On a lighter note, even if someone has to enter their email password each
time, it won't be such a pain to most people since they already use the same
password everywhere. And hopefully this will be slightly more secure than
having hundreds copies of the same password scattered about the 'net on
servers with varying levels/quality of security.

------
awwx
Google has an interesting hybrid approach:
<http://sites.google.com/site/oauthgoog/UXFedLogin>

If the user is logging in with an email account on a domain whose email is
handled by an openid provider, it will switch over to logging you in with
openid.

Though I'm dubious though about their wording suggestion of "No, help me log
in" for the situation where you don't need a password because you can use
openid.

A combination of your idea and Google's idea: let users login with only an
email address. If the email's domain supports openid, use that, otherwise send
an email with a link to log the user in.

#### GIVEN DATA

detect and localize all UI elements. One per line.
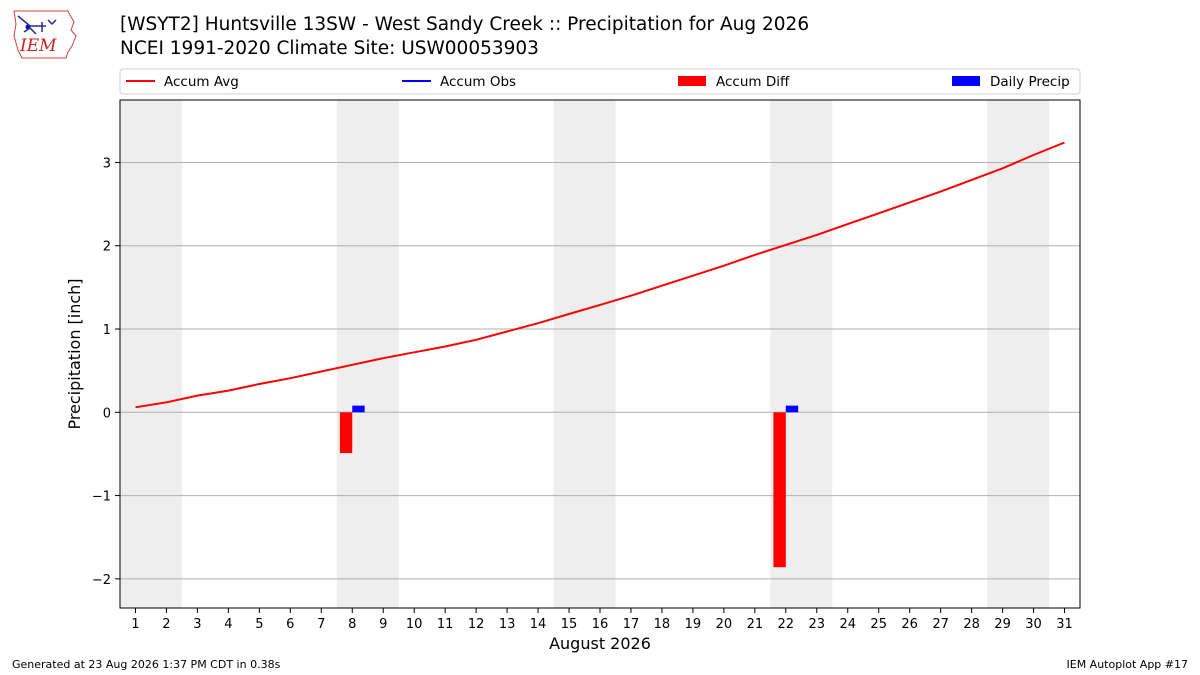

#### STATED TASK 1
Write out everything in the thread on email login from "If the user" down to "the user in.", word for word.
#### STATED TASK 2
Extend the thread on email login with the next part, picking up after its last sentence.
The material above is not needed for this exercise.

#### RESPONSE 1
If the user is logging in with an email account on a domain whose email is
handled by an openid provider, it will switch over to logging you in with
openid.

Though I'm dubious though about their wording suggestion of "No, help me log
in" for the situation where you don't need a password because you can use
openid.

A combination of your idea and Google's idea: let users login with only an
email address. If the email's domain supports openid, use that, otherwise send
an email with a link to log the user in.

#### RESPONSE 2
------
avinashv
Actually, 1Password, a Mac-only app (I think) that I use reminded me of this.

For the unaware, the app basically plugs in to your browser and with a "master
password" recalls all your logins. I basically go to a webpage, hit the 1p
button and I'm golden. If it's the start of a session, I'm asked to enter my
master password and that's about it.

Obviously the service doesn't have any control of this, and I am reliant on
1password's security and the security of my password, but it's convenient. I
can't see email being the only login because I'd be worried of giving my email
password to anybody.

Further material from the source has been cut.